#### Set problem:
List all lines in the material below that contain "variance".
-- start Records for processing --
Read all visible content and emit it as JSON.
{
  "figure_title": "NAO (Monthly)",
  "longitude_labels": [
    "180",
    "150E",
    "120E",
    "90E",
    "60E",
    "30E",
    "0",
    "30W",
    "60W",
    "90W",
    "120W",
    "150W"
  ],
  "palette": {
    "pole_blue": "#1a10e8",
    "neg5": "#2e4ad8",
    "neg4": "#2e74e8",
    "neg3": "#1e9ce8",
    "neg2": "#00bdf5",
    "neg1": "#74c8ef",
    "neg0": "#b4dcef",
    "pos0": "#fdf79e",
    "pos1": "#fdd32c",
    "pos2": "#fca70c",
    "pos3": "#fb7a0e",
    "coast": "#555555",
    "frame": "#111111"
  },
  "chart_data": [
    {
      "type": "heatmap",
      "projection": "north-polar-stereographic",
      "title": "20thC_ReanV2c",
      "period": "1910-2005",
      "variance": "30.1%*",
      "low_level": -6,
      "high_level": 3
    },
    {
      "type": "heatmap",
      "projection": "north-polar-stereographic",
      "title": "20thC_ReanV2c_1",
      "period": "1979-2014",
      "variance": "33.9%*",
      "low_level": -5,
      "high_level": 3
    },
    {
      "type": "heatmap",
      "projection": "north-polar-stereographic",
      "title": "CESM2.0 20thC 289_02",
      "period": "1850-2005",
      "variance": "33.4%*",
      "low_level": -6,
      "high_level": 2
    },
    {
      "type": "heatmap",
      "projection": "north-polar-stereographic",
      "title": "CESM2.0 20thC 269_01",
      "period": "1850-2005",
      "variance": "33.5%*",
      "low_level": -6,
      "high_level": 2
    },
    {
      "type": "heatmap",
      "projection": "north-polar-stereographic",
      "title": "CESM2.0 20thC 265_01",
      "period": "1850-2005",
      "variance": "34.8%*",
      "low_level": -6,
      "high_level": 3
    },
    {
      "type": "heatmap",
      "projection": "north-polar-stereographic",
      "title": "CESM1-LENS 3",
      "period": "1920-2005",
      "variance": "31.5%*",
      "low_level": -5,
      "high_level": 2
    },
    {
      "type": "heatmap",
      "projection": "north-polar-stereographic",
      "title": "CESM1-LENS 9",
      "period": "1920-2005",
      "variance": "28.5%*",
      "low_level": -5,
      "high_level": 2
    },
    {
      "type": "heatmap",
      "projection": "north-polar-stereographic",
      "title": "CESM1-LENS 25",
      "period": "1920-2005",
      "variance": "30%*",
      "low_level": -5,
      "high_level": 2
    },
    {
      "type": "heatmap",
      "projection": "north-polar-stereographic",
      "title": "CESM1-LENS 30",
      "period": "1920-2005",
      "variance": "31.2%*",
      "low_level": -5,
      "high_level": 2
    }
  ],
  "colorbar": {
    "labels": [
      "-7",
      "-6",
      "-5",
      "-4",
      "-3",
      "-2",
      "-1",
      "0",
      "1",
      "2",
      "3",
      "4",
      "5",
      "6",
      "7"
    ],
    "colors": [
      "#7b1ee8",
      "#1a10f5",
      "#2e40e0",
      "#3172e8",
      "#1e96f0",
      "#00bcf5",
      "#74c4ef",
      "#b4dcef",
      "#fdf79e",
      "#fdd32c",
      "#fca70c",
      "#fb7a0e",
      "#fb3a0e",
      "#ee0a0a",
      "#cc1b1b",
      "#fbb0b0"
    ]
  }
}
-- end Records for processing --
-- start Records for processing --
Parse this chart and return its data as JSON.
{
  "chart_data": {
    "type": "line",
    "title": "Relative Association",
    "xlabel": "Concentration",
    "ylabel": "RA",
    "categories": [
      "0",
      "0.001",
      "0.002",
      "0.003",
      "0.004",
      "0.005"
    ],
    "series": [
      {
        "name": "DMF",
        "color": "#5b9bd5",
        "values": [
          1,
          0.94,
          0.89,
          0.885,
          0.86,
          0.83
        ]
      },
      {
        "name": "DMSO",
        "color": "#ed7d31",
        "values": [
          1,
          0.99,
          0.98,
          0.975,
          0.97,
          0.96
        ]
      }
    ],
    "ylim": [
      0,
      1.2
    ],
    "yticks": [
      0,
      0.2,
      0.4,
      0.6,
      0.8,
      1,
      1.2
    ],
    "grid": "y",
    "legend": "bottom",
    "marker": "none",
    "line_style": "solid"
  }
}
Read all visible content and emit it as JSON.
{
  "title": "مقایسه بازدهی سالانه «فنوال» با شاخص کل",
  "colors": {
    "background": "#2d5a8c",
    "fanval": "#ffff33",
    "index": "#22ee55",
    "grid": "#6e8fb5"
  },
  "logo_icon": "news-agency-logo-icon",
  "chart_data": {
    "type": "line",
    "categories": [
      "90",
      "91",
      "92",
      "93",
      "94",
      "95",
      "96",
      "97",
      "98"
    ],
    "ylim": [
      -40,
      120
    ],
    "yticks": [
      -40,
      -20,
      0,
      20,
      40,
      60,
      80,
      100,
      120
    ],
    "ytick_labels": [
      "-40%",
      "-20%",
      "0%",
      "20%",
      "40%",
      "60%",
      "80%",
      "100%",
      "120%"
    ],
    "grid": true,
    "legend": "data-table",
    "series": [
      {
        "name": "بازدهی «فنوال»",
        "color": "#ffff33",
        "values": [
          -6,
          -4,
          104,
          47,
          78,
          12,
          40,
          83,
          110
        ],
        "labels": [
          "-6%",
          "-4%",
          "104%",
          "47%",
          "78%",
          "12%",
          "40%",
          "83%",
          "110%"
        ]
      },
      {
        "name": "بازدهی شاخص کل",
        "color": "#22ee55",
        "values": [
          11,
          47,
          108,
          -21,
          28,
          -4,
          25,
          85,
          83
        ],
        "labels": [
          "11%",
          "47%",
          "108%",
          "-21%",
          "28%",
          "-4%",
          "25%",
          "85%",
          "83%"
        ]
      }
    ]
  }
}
-- end Records for processing --
#### Finished task:
      "variance": "30.1%*",
      "variance": "33.9%*",
      "variance": "33.4%*",
      "variance": "33.5%*",
      "variance": "34.8%*",
      "variance": "31.5%*",
      "variance": "28.5%*",
      "variance": "30%*",
      "variance": "31.2%*",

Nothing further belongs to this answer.